# Exercise aim
Copy whichever lines contain the string "شدند".

# Input for this task
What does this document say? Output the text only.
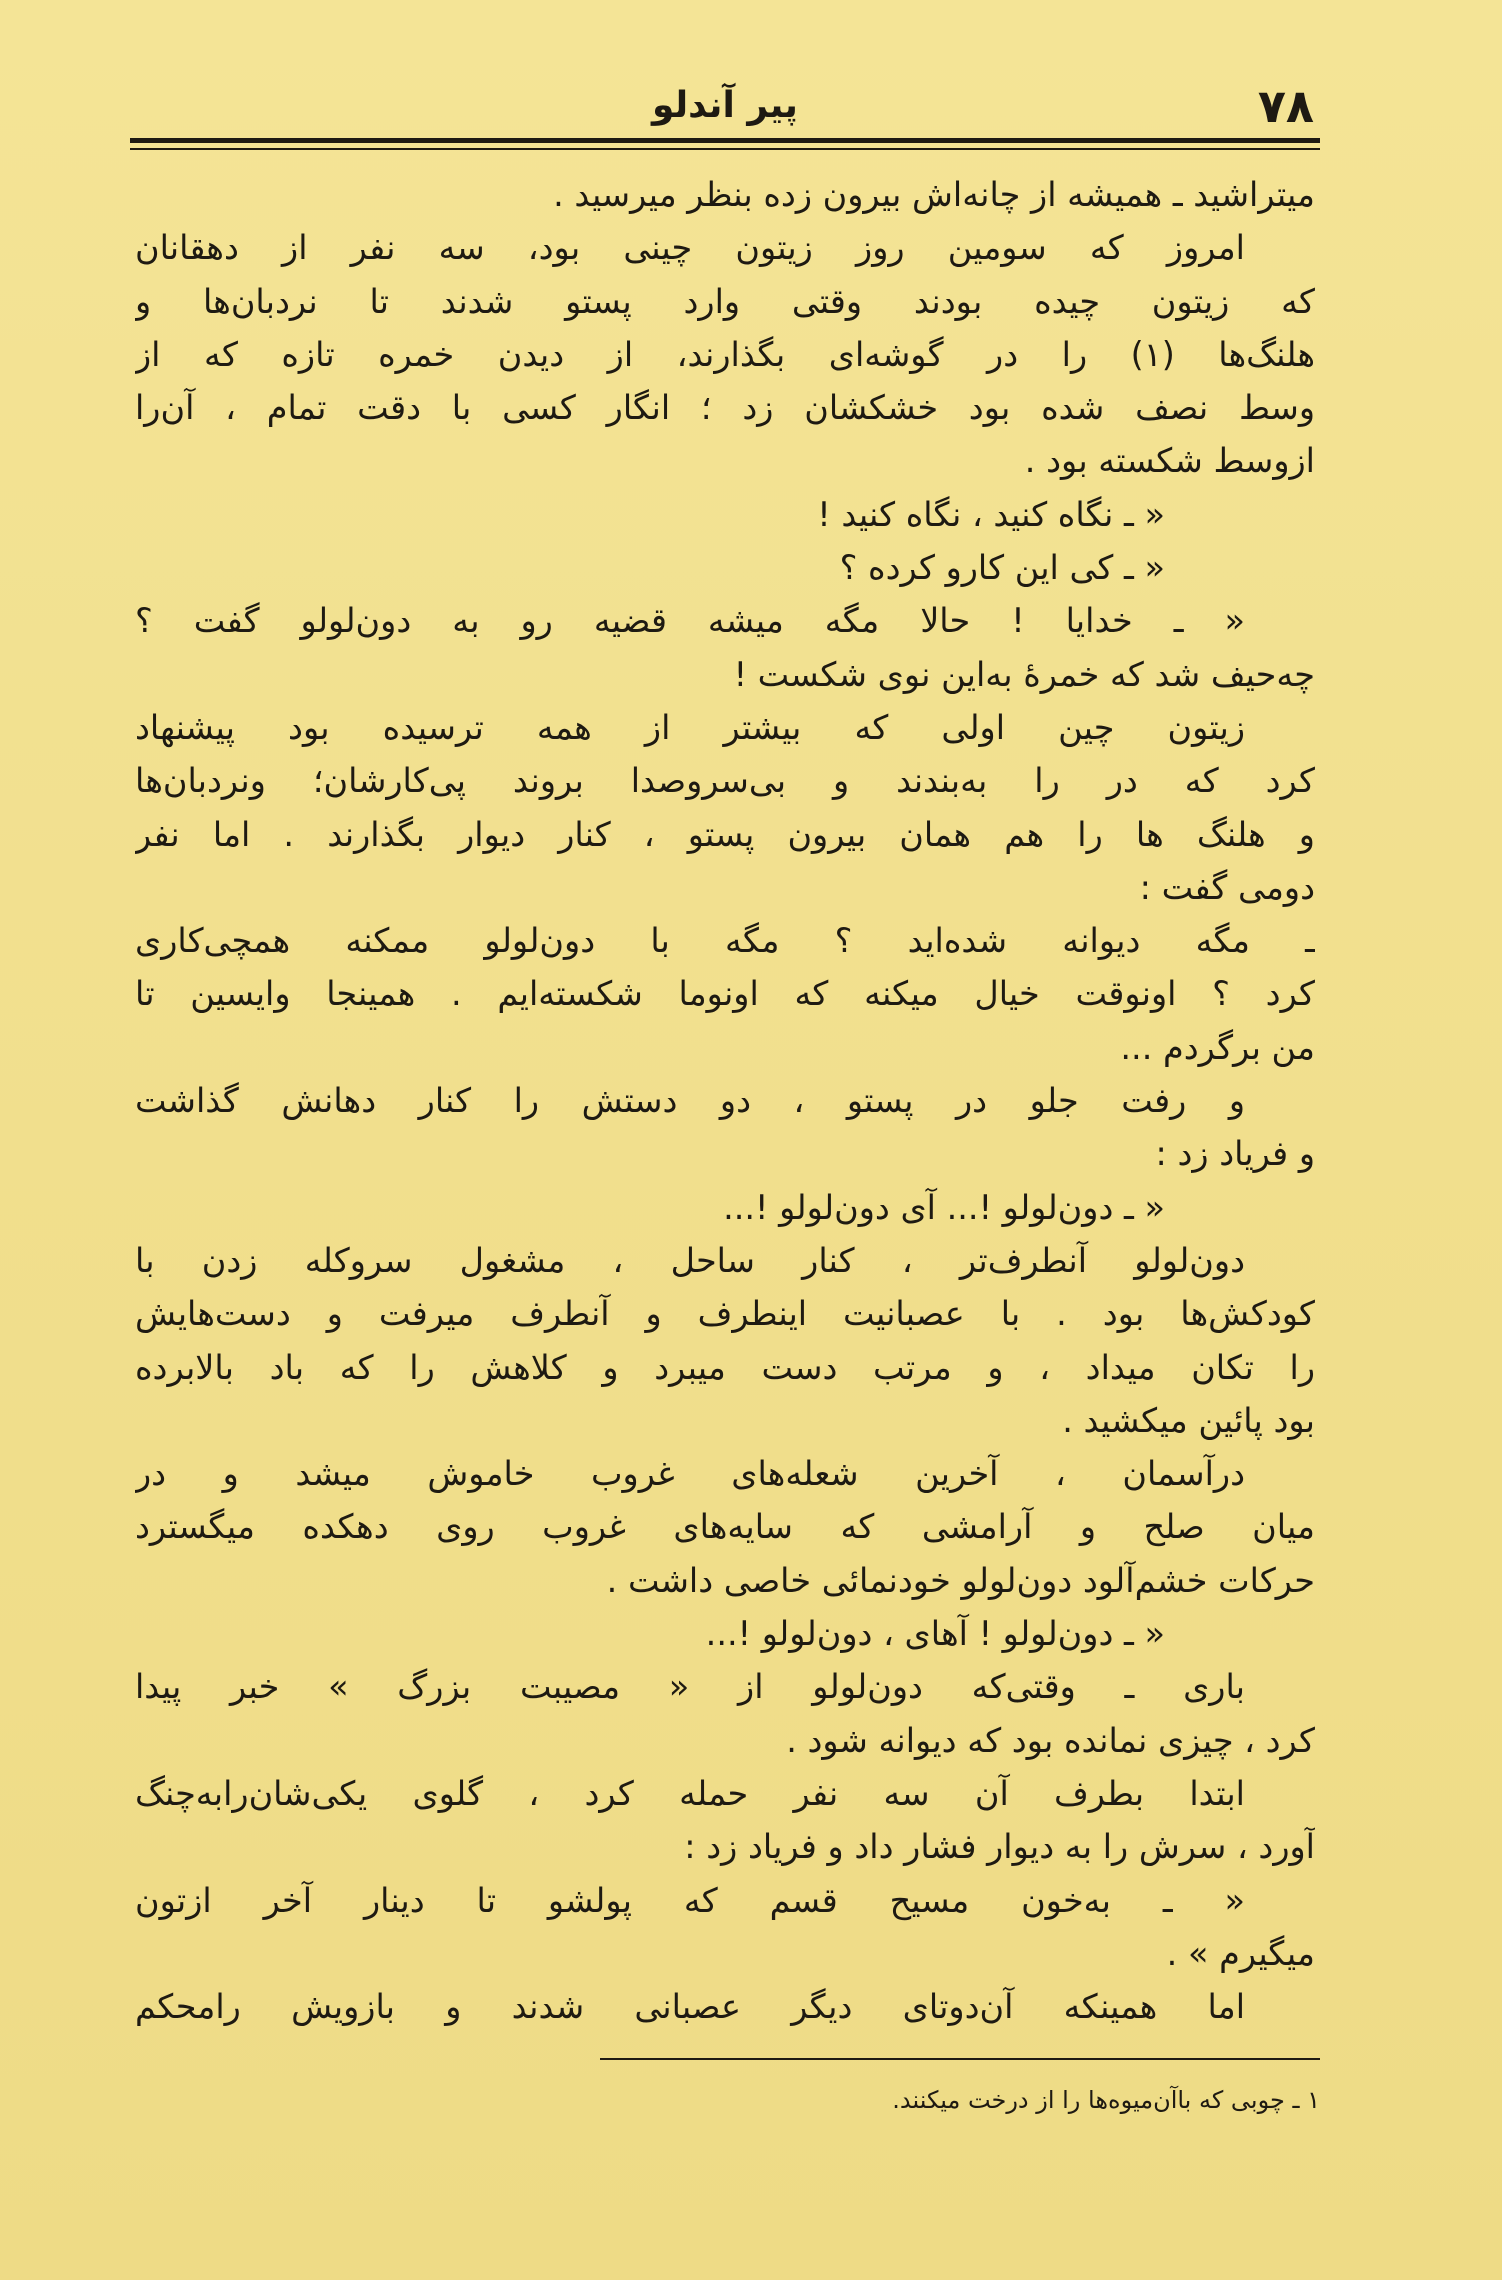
۷۸
پیر آندلو
میتراشید ـ همیشه از چانه‌اش بیرون زده بنظر میرسید .
امروز که سومین روز زیتون چینی بود، سه نفر از دهقانان
که زیتون چیده بودند وقتی وارد پستو شدند تا نردبان‌ها و
هلنگ‌ها (۱) را در گوشه‌ای بگذارند، از دیدن خمره تازه که از
وسط نصف شده بود خشکشان زد ؛ انگار کسی با دقت تمام ، آن‌را
ازوسط شکسته بود .
« ـ نگاه کنید ، نگاه کنید !
« ـ کی این کارو کرده ؟
« ـ خدایا ! حالا مگه میشه قضیه رو به دون‌لولو گفت ؟
چه‌حیف شد که خمرهٔ به‌این نوی شکست !
زیتون چین اولی که بیشتر از همه ترسیده بود پیشنهاد
کرد که در را به‌بندند و بی‌سروصدا بروند پی‌کارشان؛ ونردبان‌ها
و هلنگ ها را هم همان بیرون پستو ، کنار دیوار بگذارند . اما نفر
دومی گفت :
ـ مگه دیوانه شده‌اید ؟ مگه با دون‌لولو ممکنه همچی‌کاری
کرد ؟ اونوقت خیال میکنه که اونوما شکسته‌ایم . همینجا وایسین تا
من برگردم ...
و رفت جلو در پستو ، دو دستش را کنار دهانش گذاشت
و فریاد زد :
« ـ دون‌لولو !... آی دون‌لولو !...
دون‌لولو آنطرف‌تر ، کنار ساحل ، مشغول سروکله زدن با
کودکش‌ها بود . با عصبانیت اینطرف و آنطرف میرفت و دست‌هایش
را تکان میداد ، و مرتب دست میبرد و کلاهش را که باد بالابرده
بود پائین میکشید .
درآسمان ، آخرین شعله‌های غروب خاموش میشد و در
میان صلح و آرامشی که سایه‌های غروب روی دهکده میگسترد
حرکات خشم‌آلود دون‌لولو خودنمائی خاصی داشت .
« ـ دون‌لولو ! آهای ، دون‌لولو !...
باری ـ وقتی‌که دون‌لولو از « مصیبت بزرگ » خبر پیدا
کرد ، چیزی نمانده بود که دیوانه شود .
ابتدا بطرف آن سه نفر حمله کرد ، گلوی یکی‌شان‌رابه‌چنگ
آورد ، سرش را به دیوار فشار داد و فریاد زد :
« ـ به‌خون مسیح قسم که پولشو تا دینار آخر ازتون
میگیرم » .
اما همینکه آن‌دوتای دیگر عصبانی شدند و بازویش رامحکم
۱ ـ چوبی که باآن‌میوه‌ها را از درخت میکنند.
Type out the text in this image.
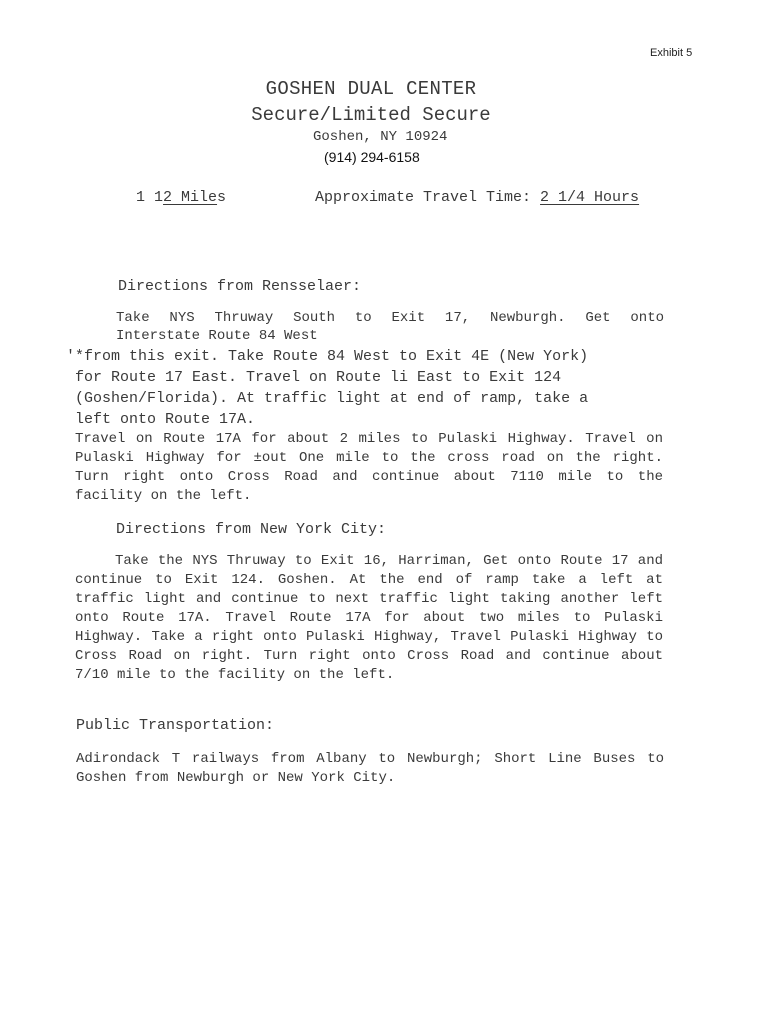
Exhibit 5
GOSHEN DUAL CENTER
Secure/Limited Secure
Goshen, NY 10924
(914) 294-6158
1 12 Miles	Approximate Travel Time: 2 1/4 Hours
Directions from Rensselaer:
Take NYS Thruway South to Exit 17, Newburgh. Get onto
Interstate Route 84 West
'*from this exit. Take Route 84 West to Exit 4E (New York)
for Route 17 East. Travel on Route li East to Exit 124
(Goshen/Florida). At traffic light at end of ramp, take a
left onto Route 17A.
Travel on Route 17A for about 2 miles to Pulaski Highway. Travel on Pulaski Highway for ±out One mile to the cross road on the right. Turn right onto Cross Road and continue about 7110 mile to the facility on the left.
Directions from New York City:
Take the NYS Thruway to Exit 16, Harriman, Get onto Route 17 and continue to Exit 124. Goshen. At the end of ramp take a left at traffic light and continue to next traffic light taking another left onto Route 17A. Travel Route 17A for about two miles to Pulaski Highway. Take a right onto Pulaski Highway, Travel Pulaski Highway to Cross Road on right. Turn right onto Cross Road and continue about 7/10 mile to the facility on the left.
Public Transportation:
Adirondack T railways from Albany to Newburgh; Short Line Buses to Goshen from Newburgh or New York City.
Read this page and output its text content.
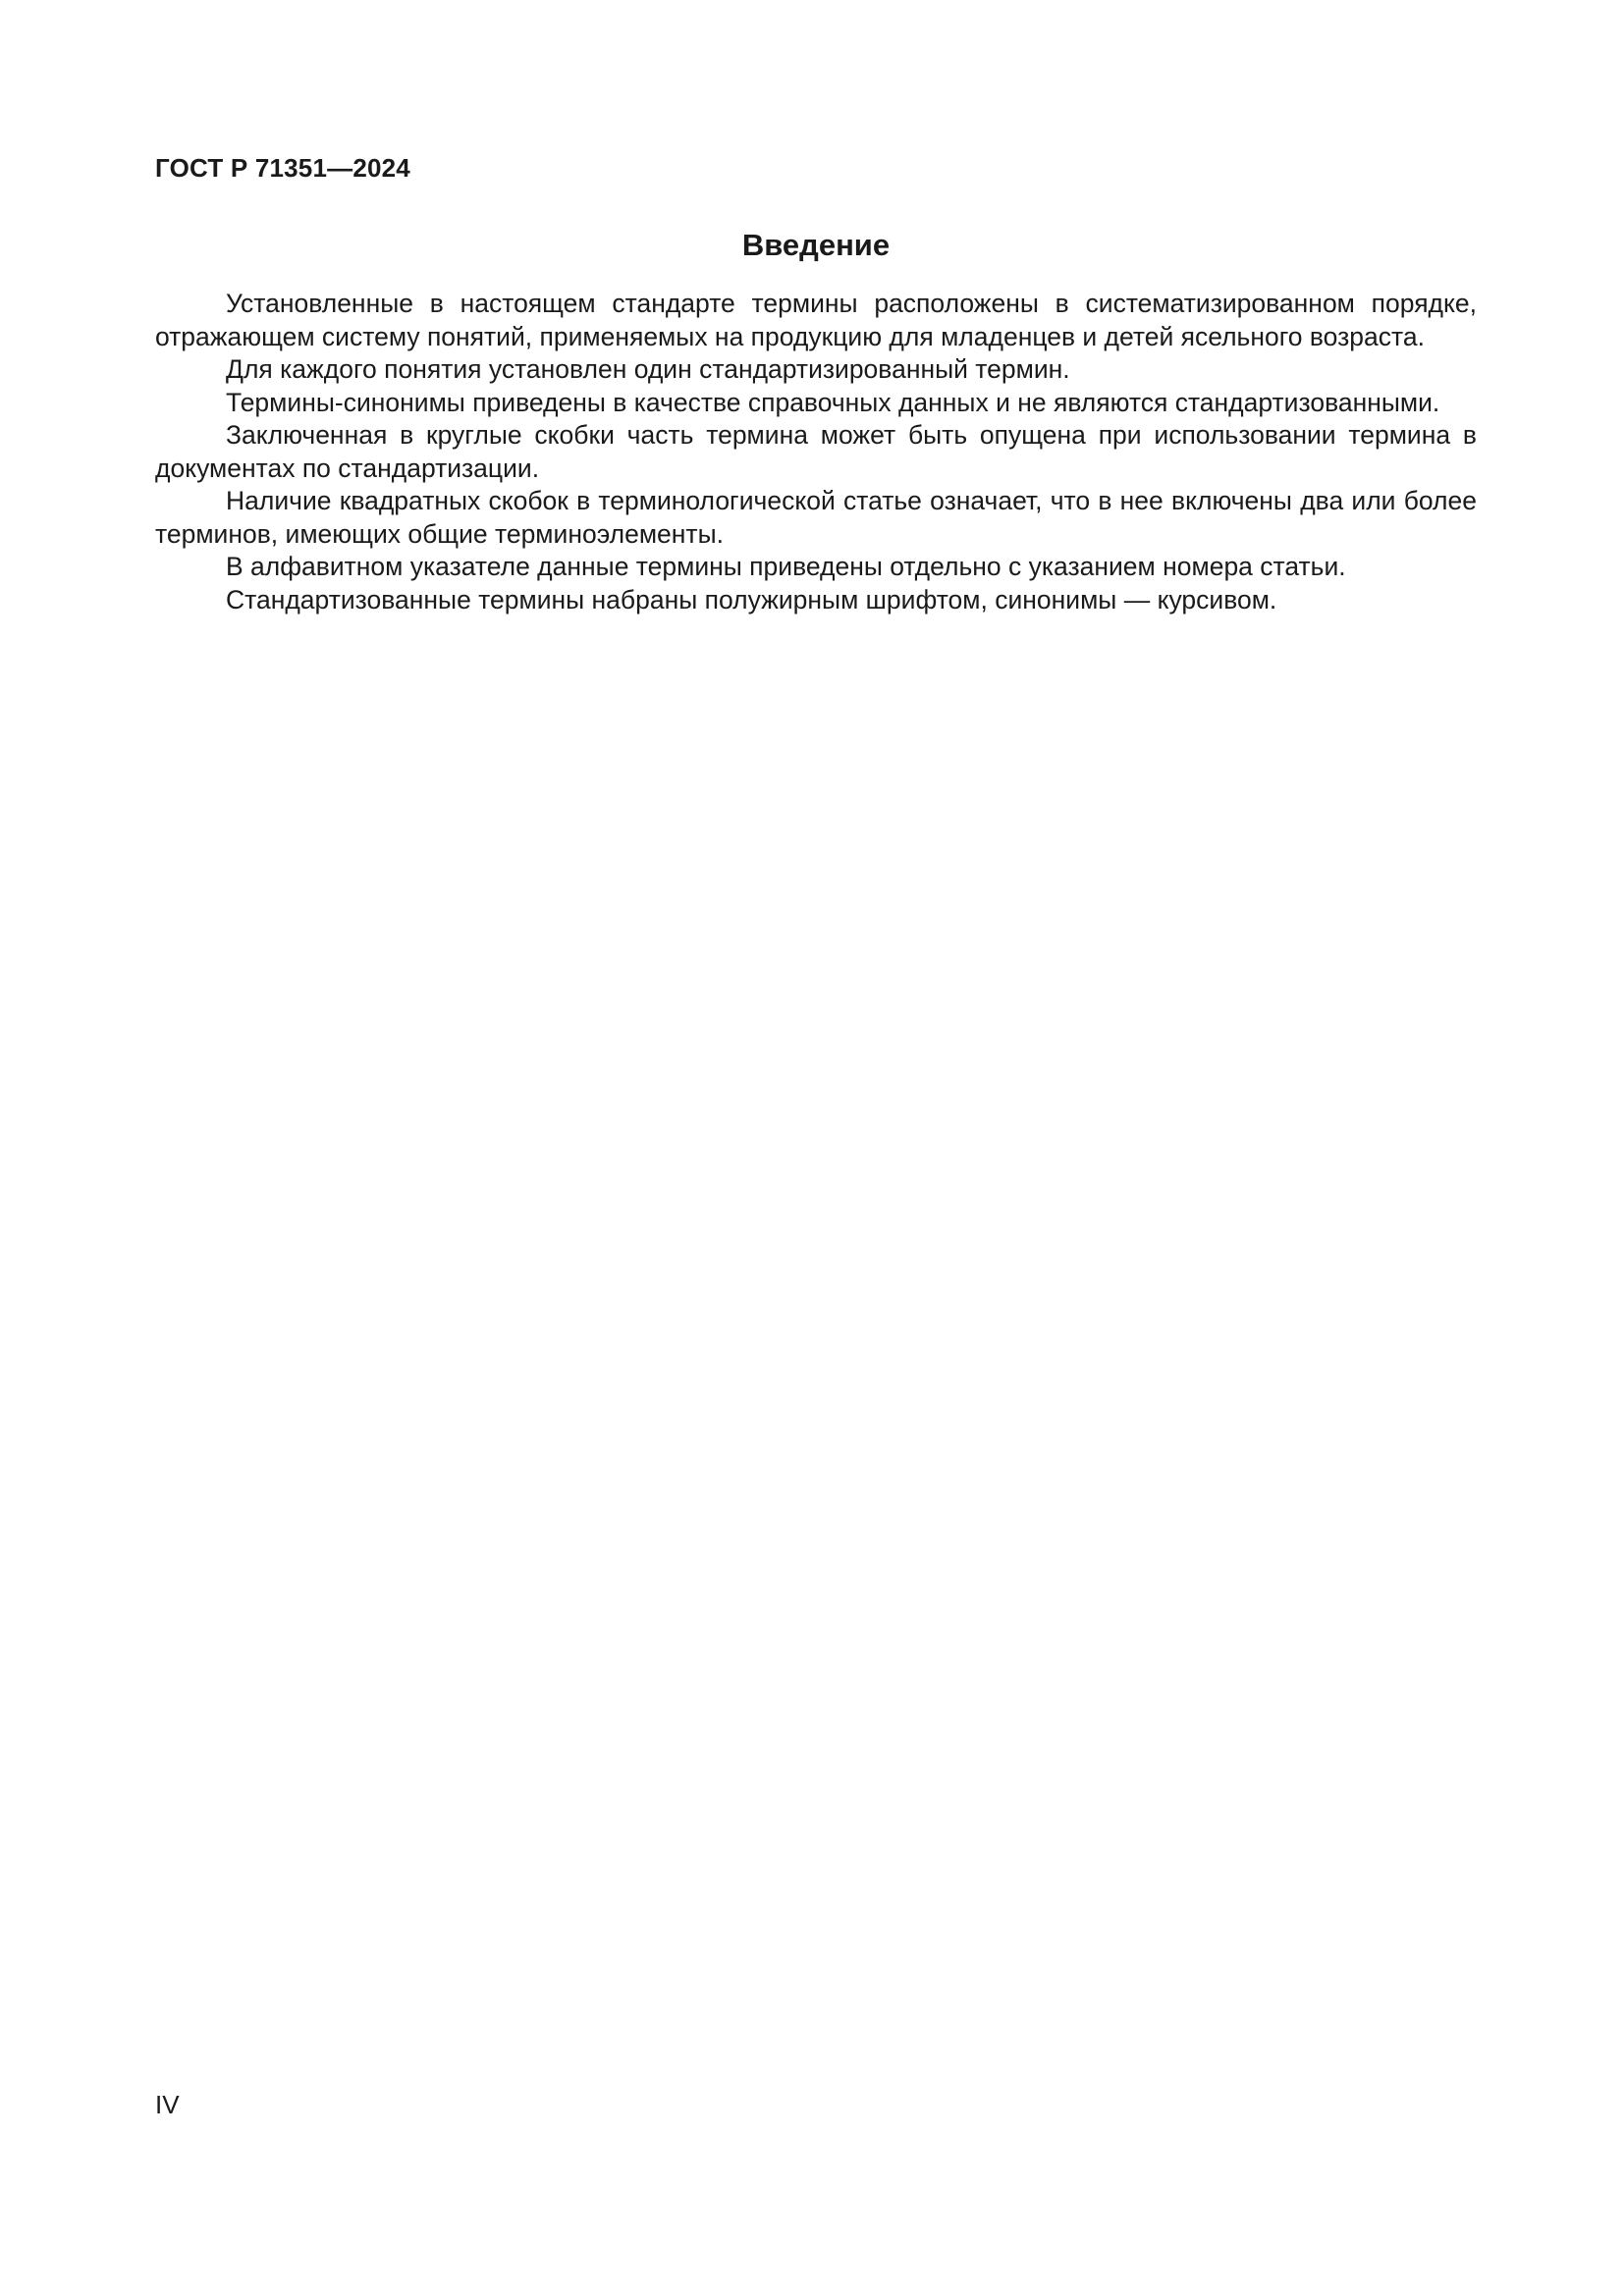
ГОСТ Р 71351—2024
Введение

Установленные в настоящем стандарте термины расположены в систематизированном порядке, отражающем систему понятий, применяемых на продукцию для младенцев и детей ясельного возраста.

Для каждого понятия установлен один стандартизированный термин.

Термины-синонимы приведены в качестве справочных данных и не являются стандартизованными.

Заключенная в круглые скобки часть термина может быть опущена при использовании термина в документах по стандартизации.

Наличие квадратных скобок в терминологической статье означает, что в нее включены два или более терминов, имеющих общие терминоэлементы.

В алфавитном указателе данные термины приведены отдельно с указанием номера статьи.

Стандартизованные термины набраны полужирным шрифтом, синонимы — курсивом.

IV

# Result
که زیتون چیده بودند وقتی وارد پستو شدند تا نردبان‌ها و
اما همینکه آن‌دوتای دیگر عصبانی شدند و بازویش رامحکم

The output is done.